**Requirement:** Print the entries in full, word for word, but not the pictures.

**Data tied to figure images:**
-.-.-

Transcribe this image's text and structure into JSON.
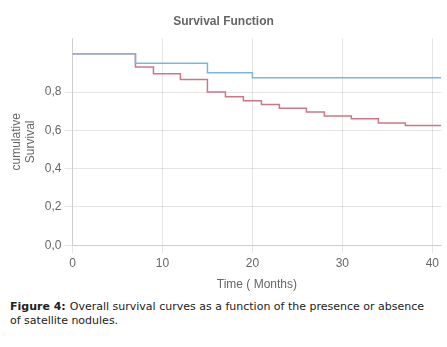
{
  "chart_data": {
    "type": "line",
    "title": "Survival Function",
    "xlabel": "Time ( Months)",
    "ylabel": "cumulative\nSurvival",
    "annotations": [
      "Figure 4:",
      "Overall survival curves as a function of the presence or absence\nof satellite nodules."
    ],
    "xlim": [
      0,
      41
    ],
    "xticks": [
      0,
      10,
      20,
      30,
      40
    ],
    "ylim": [
      0.0,
      1.08
    ],
    "yticks": [
      {
        "value": 0.0,
        "label": "0,0"
      },
      {
        "value": 0.2,
        "label": "0,2"
      },
      {
        "value": 0.4,
        "label": "0,4"
      },
      {
        "value": 0.6,
        "label": "0,6"
      },
      {
        "value": 0.8,
        "label": "0,8"
      }
    ],
    "grid": true,
    "line_style": "step",
    "series": [
      {
        "color": "#7ab8d9",
        "x": [
          0,
          7,
          7,
          15,
          15,
          20,
          20,
          30,
          30,
          41
        ],
        "values": [
          1.0,
          1.0,
          0.95,
          0.95,
          0.9,
          0.9,
          0.875,
          0.875,
          0.875,
          0.875
        ]
      },
      {
        "color": "#cc7788",
        "x": [
          0,
          7,
          7,
          9,
          9,
          12,
          12,
          15,
          15,
          17,
          17,
          19,
          19,
          21,
          21,
          23,
          23,
          26,
          26,
          28,
          28,
          31,
          31,
          34,
          34,
          37,
          37,
          41
        ],
        "values": [
          1.0,
          1.0,
          0.93,
          0.93,
          0.895,
          0.895,
          0.865,
          0.865,
          0.8,
          0.8,
          0.775,
          0.775,
          0.755,
          0.755,
          0.735,
          0.735,
          0.715,
          0.715,
          0.695,
          0.695,
          0.675,
          0.675,
          0.66,
          0.66,
          0.638,
          0.638,
          0.625,
          0.625
        ]
      }
    ]
  }
}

-.-.-

**Finished exercise:**
Transcribe this image's text and structure into JSON.
{
  "chart_data": {
    "type": "line",
    "title": "Survival Function",
    "xlabel": "Time ( Months)",
    "ylabel": "cumulative\nSurvival",
    "annotations": [
      "Figure 4:",
      "Overall survival curves as a function of the presence or absence\nof satellite nodules."
    ],
    "xlim": [
      0,
      41
    ],
    "xticks": [
      0,
      10,
      20,
      30,
      40
    ],
    "ylim": [
      0.0,
      1.08
    ],
    "yticks": [
      {
        "value": 0.0,
        "label": "0,0"
      },
      {
        "value": 0.2,
        "label": "0,2"
      },
      {
        "value": 0.4,
        "label": "0,4"
      },
      {
        "value": 0.6,
        "label": "0,6"
      },
      {
        "value": 0.8,
        "label": "0,8"
      }
    ],
    "grid": true,
    "line_style": "step",
    "series": [
      {
        "color": "#7ab8d9",
        "x": [
          0,
          7,
          7,
          15,
          15,
          20,
          20,
          30,
          30,
          41
        ],
        "values": [
          1.0,
          1.0,
          0.95,
          0.95,
          0.9,
          0.9,
          0.875,
          0.875,
          0.875,
          0.875
        ]
      },
      {
        "color": "#cc7788",
        "x": [
          0,
          7,
          7,
          9,
          9,
          12,
          12,
          15,
          15,
          17,
          17,
          19,
          19,
          21,
          21,
          23,
          23,
          26,
          26,
          28,
          28,
          31,
          31,
          34,
          34,
          37,
          37,
          41
        ],
        "values": [
          1.0,
          1.0,
          0.93,
          0.93,
          0.895,
          0.895,
          0.865,
          0.865,
          0.8,
          0.8,
          0.775,
          0.775,
          0.755,
          0.755,
          0.735,
          0.735,
          0.715,
          0.715,
          0.695,
          0.695,
          0.675,
          0.675,
          0.66,
          0.66,
          0.638,
          0.638,
          0.625,
          0.625
        ]
      }
    ]
  }
}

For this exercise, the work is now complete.